§ **CONSIGNE**
Recopiez à l'identique les lignes ci-dessous, en commençant par la toute première et en terminant par celle qui contient « - browser-tab-bar: 首页 », celle-ci comprise.

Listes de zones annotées
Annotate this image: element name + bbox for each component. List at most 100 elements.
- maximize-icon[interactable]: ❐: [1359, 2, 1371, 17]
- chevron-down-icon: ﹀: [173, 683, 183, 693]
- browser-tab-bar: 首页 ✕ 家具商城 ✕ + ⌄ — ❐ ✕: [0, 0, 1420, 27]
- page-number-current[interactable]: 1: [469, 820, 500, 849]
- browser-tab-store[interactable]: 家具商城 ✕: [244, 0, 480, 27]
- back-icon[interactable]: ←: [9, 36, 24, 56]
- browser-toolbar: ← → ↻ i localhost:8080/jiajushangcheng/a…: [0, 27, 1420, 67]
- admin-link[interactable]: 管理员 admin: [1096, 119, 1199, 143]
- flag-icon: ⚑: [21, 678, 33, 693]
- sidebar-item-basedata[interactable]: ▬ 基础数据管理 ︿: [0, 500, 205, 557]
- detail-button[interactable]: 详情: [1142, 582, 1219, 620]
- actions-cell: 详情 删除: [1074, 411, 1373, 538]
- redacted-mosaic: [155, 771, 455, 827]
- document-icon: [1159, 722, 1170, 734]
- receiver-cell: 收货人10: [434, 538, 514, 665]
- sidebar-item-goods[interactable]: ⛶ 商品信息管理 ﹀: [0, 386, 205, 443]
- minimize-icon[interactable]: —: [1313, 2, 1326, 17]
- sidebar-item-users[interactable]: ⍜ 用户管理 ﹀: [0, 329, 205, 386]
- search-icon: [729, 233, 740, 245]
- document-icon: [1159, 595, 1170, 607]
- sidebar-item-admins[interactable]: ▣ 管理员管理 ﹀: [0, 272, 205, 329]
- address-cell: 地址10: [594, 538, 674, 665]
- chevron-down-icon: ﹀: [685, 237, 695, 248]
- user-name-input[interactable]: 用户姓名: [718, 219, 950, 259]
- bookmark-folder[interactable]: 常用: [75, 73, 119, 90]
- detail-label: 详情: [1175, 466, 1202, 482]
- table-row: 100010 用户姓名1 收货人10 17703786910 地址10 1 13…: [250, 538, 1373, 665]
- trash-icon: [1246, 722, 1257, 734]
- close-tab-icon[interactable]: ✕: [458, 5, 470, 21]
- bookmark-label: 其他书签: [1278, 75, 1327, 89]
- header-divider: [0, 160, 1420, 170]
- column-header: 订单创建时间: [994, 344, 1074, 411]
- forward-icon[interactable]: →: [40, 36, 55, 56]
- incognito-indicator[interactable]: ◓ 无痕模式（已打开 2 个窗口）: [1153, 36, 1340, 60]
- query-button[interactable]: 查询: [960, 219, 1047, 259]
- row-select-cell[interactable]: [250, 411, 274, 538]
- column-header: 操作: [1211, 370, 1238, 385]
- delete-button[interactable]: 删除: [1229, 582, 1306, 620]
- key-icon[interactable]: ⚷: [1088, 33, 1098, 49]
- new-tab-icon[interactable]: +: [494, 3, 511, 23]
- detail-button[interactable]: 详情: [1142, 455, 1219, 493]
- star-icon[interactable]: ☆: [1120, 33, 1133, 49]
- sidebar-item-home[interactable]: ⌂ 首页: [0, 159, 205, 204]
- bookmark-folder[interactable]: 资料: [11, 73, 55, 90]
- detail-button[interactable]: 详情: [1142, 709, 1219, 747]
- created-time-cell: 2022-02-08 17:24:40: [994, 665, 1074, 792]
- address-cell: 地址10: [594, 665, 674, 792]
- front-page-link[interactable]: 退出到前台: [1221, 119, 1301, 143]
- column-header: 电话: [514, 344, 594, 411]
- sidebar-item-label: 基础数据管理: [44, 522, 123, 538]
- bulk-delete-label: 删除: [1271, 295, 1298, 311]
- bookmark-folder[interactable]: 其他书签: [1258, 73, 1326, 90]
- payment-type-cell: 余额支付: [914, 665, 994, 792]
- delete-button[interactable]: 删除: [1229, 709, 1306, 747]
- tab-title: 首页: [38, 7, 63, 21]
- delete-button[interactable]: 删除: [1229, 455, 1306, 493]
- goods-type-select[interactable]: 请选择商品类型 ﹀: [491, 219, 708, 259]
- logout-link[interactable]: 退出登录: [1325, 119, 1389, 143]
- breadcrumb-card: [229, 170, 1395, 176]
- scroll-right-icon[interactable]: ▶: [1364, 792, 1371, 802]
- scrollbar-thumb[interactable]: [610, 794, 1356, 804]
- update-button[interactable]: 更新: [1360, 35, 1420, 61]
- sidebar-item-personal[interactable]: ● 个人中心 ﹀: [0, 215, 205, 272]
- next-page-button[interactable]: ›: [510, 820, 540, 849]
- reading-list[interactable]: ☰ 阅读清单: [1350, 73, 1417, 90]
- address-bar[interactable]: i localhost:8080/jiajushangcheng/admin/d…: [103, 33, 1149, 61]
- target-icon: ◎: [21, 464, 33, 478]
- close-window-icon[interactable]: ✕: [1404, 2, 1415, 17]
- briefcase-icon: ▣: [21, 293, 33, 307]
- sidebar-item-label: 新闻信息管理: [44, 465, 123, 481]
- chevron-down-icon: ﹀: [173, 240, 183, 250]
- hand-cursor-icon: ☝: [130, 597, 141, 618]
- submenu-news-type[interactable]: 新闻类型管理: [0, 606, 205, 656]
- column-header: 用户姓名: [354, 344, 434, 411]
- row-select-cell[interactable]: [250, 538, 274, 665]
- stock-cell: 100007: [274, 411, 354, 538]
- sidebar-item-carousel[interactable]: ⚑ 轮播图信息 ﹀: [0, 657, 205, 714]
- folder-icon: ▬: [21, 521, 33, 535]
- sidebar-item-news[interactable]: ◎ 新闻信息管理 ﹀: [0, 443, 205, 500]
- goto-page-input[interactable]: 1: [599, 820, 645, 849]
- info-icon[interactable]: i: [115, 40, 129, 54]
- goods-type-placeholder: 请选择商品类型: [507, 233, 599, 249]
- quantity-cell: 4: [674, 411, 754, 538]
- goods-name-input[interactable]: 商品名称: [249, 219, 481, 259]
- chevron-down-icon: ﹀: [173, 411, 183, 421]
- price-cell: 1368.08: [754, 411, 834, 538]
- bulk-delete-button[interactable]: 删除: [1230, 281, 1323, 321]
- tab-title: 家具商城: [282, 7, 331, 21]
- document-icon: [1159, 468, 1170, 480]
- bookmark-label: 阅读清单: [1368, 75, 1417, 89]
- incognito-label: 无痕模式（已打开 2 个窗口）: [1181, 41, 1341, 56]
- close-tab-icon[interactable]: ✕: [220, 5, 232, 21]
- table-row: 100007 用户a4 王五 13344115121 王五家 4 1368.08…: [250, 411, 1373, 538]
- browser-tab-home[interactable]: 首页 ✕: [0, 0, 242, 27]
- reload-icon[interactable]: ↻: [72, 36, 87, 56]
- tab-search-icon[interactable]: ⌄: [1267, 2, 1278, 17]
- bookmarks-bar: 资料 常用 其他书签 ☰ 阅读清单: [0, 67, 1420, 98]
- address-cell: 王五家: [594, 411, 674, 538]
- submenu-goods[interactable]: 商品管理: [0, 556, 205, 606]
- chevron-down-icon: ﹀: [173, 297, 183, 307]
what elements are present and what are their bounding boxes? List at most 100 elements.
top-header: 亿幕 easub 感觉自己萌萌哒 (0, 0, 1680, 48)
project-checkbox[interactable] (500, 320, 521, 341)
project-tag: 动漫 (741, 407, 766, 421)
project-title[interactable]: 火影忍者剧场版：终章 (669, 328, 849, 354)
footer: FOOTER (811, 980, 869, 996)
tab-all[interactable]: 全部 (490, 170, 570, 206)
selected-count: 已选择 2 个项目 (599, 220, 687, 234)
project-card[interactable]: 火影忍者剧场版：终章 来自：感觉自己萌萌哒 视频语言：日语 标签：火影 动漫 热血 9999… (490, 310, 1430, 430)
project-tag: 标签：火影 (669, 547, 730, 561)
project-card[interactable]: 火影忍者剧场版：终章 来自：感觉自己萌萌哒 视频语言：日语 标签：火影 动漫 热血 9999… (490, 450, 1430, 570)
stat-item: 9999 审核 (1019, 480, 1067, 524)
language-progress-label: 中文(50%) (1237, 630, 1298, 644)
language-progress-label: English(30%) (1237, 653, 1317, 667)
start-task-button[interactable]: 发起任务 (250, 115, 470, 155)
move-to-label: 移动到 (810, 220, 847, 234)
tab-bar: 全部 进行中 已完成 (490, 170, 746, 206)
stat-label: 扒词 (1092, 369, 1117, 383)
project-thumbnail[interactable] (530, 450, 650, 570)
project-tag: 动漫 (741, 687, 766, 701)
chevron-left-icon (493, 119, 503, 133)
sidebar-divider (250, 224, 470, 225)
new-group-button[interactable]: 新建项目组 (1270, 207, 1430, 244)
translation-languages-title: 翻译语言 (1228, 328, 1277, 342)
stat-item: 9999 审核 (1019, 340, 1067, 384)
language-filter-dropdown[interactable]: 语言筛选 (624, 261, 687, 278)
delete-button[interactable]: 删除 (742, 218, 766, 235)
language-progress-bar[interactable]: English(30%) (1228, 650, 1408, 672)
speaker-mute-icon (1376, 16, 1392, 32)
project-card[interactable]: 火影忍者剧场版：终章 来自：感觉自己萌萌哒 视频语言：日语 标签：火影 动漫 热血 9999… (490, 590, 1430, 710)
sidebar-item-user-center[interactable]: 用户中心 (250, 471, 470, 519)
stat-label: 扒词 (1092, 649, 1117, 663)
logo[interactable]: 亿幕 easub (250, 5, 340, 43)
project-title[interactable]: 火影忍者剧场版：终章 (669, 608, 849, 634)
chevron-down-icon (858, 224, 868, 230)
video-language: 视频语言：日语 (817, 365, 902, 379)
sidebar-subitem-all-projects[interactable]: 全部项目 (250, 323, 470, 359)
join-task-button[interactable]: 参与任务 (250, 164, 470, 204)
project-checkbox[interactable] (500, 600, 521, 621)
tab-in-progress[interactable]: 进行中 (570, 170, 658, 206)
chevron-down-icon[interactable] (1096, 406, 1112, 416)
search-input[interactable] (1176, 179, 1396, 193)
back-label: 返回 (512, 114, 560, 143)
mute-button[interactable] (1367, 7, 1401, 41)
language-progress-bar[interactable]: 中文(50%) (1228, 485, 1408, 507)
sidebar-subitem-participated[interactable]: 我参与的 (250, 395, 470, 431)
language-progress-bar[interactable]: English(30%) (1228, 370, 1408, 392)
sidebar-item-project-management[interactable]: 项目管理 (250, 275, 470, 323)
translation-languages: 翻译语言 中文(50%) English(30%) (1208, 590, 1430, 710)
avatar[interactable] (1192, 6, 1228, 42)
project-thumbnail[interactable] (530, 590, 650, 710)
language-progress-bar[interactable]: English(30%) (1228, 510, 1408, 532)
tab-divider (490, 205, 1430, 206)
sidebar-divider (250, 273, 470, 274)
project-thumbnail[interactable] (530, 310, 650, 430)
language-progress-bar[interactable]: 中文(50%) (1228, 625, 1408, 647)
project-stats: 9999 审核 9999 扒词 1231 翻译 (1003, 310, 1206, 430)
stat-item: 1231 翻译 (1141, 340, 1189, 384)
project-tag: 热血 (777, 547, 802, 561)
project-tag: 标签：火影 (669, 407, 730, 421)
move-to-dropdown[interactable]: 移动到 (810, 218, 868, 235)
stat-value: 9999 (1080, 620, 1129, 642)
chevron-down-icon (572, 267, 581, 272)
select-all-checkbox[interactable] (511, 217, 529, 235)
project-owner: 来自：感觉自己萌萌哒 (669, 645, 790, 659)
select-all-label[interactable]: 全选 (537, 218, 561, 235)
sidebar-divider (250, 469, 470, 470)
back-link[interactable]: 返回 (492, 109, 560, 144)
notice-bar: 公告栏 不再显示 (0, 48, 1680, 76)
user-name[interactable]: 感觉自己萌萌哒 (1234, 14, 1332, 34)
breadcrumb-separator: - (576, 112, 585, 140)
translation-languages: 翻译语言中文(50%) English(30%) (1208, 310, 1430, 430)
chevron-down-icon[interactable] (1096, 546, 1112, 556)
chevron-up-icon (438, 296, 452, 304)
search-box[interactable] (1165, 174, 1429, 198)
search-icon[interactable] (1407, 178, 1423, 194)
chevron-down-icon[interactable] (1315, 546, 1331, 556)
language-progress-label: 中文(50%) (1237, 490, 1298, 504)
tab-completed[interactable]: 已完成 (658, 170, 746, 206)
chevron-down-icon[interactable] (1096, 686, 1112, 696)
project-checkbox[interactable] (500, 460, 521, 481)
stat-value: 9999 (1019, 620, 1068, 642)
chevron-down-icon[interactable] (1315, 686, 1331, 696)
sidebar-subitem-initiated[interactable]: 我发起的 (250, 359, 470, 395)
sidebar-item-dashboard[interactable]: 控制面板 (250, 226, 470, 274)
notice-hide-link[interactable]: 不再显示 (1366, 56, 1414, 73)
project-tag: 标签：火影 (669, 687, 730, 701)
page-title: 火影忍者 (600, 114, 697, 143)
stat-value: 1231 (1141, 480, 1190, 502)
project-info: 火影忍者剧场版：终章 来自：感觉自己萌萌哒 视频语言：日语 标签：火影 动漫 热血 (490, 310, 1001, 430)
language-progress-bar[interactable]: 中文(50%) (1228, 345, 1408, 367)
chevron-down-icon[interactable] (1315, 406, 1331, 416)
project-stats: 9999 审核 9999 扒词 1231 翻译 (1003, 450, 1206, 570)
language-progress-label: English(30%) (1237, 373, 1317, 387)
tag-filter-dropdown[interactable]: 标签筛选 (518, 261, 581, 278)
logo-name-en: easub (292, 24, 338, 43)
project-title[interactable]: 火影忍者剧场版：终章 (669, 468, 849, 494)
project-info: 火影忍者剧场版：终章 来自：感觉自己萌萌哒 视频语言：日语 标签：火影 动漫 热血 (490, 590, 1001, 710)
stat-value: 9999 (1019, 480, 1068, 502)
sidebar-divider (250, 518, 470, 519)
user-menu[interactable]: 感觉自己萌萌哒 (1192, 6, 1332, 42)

§ **RÉPONSE**
Annotate this image: element name + bbox for each component. List at most 100 elements.
- maximize-icon[interactable]: ❐: [1359, 2, 1371, 17]
- chevron-down-icon: ﹀: [173, 683, 183, 693]
- browser-tab-bar: 首页 ✕ 家具商城 ✕ + ⌄ — ❐ ✕: [0, 0, 1420, 27]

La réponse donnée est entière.